| WORK REQUIRED |
Copy each line exactly. Leave nothing out.

[Items from a data source]
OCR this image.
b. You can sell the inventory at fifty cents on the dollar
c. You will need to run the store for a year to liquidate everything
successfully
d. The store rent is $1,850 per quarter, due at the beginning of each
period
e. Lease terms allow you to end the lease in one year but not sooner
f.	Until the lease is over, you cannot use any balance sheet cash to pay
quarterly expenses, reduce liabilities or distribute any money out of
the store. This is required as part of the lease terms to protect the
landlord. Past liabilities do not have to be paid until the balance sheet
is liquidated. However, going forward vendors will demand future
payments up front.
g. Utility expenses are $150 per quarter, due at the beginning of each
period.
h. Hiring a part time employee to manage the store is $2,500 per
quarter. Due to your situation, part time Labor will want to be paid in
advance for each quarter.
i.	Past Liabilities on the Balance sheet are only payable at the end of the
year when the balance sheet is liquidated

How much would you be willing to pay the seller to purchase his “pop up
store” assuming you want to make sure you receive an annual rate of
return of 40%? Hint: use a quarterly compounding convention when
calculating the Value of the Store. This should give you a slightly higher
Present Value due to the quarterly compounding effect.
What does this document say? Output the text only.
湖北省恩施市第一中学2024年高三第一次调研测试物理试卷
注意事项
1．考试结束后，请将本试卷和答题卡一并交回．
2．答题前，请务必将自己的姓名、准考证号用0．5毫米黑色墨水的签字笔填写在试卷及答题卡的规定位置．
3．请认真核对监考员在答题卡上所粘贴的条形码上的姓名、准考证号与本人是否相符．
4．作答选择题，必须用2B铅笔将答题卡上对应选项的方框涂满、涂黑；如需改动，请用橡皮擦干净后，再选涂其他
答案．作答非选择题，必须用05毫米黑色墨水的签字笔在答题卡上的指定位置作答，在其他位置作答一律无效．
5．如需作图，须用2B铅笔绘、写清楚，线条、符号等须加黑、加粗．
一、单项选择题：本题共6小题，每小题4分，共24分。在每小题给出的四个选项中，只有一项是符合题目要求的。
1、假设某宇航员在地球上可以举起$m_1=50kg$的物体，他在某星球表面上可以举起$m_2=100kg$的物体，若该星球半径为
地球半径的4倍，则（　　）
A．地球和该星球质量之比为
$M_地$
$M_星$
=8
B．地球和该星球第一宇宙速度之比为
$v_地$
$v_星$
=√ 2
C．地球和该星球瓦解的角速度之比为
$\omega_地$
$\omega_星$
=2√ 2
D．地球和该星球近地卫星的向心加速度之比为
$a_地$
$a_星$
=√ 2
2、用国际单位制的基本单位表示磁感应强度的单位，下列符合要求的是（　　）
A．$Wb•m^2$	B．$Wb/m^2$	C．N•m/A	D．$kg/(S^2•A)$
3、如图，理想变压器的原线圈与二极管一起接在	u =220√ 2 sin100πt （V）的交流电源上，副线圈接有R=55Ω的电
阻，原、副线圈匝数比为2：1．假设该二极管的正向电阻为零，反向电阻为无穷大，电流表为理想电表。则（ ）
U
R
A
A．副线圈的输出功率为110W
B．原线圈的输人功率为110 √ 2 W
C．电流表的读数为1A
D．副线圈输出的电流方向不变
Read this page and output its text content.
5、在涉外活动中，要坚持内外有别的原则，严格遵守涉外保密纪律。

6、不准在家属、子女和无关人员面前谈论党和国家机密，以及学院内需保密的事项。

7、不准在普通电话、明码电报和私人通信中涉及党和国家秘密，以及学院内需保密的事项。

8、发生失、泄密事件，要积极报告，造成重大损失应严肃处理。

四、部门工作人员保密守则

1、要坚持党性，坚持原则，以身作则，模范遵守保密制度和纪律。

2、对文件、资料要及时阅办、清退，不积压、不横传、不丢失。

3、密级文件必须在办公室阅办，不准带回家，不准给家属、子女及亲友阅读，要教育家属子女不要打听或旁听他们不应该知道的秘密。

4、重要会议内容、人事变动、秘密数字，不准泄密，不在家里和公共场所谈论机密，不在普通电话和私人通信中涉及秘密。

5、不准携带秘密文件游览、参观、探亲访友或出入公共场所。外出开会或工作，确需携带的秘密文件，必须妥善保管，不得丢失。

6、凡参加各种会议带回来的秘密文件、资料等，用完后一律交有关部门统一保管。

| CORRECT RESPONSE |
OCR this image.
b. You can sell the inventory at fifty cents on the dollar
c. You will need to run the store for a year to liquidate everything
successfully
d. The store rent is $1,850 per quarter, due at the beginning of each
period
e. Lease terms allow you to end the lease in one year but not sooner
f.	Until the lease is over, you cannot use any balance sheet cash to pay
quarterly expenses, reduce liabilities or distribute any money out of
the store. This is required as part of the lease terms to protect the
landlord. Past liabilities do not have to be paid until the balance sheet
is liquidated. However, going forward vendors will demand future
payments up front.
g. Utility expenses are $150 per quarter, due at the beginning of each
period.
h. Hiring a part time employee to manage the store is $2,500 per
quarter. Due to your situation, part time Labor will want to be paid in
advance for each quarter.
i.	Past Liabilities on the Balance sheet are only payable at the end of the
year when the balance sheet is liquidated

How much would you be willing to pay the seller to purchase his “pop up
store” assuming you want to make sure you receive an annual rate of
return of 40%? Hint: use a quarterly compounding convention when
calculating the Value of the Store. This should give you a slightly higher
Present Value due to the quarterly compounding effect.
What does this document say? Output the text only.
湖北省恩施市第一中学2024年高三第一次调研测试物理试卷
注意事项
1．考试结束后，请将本试卷和答题卡一并交回．
2．答题前，请务必将自己的姓名、准考证号用0．5毫米黑色墨水的签字笔填写在试卷及答题卡的规定位置．
3．请认真核对监考员在答题卡上所粘贴的条形码上的姓名、准考证号与本人是否相符．
4．作答选择题，必须用2B铅笔将答题卡上对应选项的方框涂满、涂黑；如需改动，请用橡皮擦干净后，再选涂其他
答案．作答非选择题，必须用05毫米黑色墨水的签字笔在答题卡上的指定位置作答，在其他位置作答一律无效．
5．如需作图，须用2B铅笔绘、写清楚，线条、符号等须加黑、加粗．
一、单项选择题：本题共6小题，每小题4分，共24分。在每小题给出的四个选项中，只有一项是符合题目要求的。
1、假设某宇航员在地球上可以举起$m_1=50kg$的物体，他在某星球表面上可以举起$m_2=100kg$的物体，若该星球半径为
地球半径的4倍，则（　　）
A．地球和该星球质量之比为
$M_地$
$M_星$
=8
B．地球和该星球第一宇宙速度之比为
$v_地$
$v_星$
=√ 2
C．地球和该星球瓦解的角速度之比为
$\omega_地$
$\omega_星$
=2√ 2
D．地球和该星球近地卫星的向心加速度之比为
$a_地$
$a_星$
=√ 2
2、用国际单位制的基本单位表示磁感应强度的单位，下列符合要求的是（　　）
A．$Wb•m^2$	B．$Wb/m^2$	C．N•m/A	D．$kg/(S^2•A)$
3、如图，理想变压器的原线圈与二极管一起接在	u =220√ 2 sin100πt （V）的交流电源上，副线圈接有R=55Ω的电
阻，原、副线圈匝数比为2：1．假设该二极管的正向电阻为零，反向电阻为无穷大，电流表为理想电表。则（ ）
U
R
A
A．副线圈的输出功率为110W
B．原线圈的输人功率为110 √ 2 W
C．电流表的读数为1A
D．副线圈输出的电流方向不变
Read this page and output its text content.
5、在涉外活动中，要坚持内外有别的原则，严格遵守涉外保密纪律。

6、不准在家属、子女和无关人员面前谈论党和国家机密，以及学院内需保密的事项。

7、不准在普通电话、明码电报和私人通信中涉及党和国家秘密，以及学院内需保密的事项。

8、发生失、泄密事件，要积极报告，造成重大损失应严肃处理。

四、部门工作人员保密守则

1、要坚持党性，坚持原则，以身作则，模范遵守保密制度和纪律。

2、对文件、资料要及时阅办、清退，不积压、不横传、不丢失。

3、密级文件必须在办公室阅办，不准带回家，不准给家属、子女及亲友阅读，要教育家属子女不要打听或旁听他们不应该知道的秘密。

4、重要会议内容、人事变动、秘密数字，不准泄密，不在家里和公共场所谈论机密，不在普通电话和私人通信中涉及秘密。

5、不准携带秘密文件游览、参观、探亲访友或出入公共场所。外出开会或工作，确需携带的秘密文件，必须妥善保管，不得丢失。

6、凡参加各种会议带回来的秘密文件、资料等，用完后一律交有关部门统一保管。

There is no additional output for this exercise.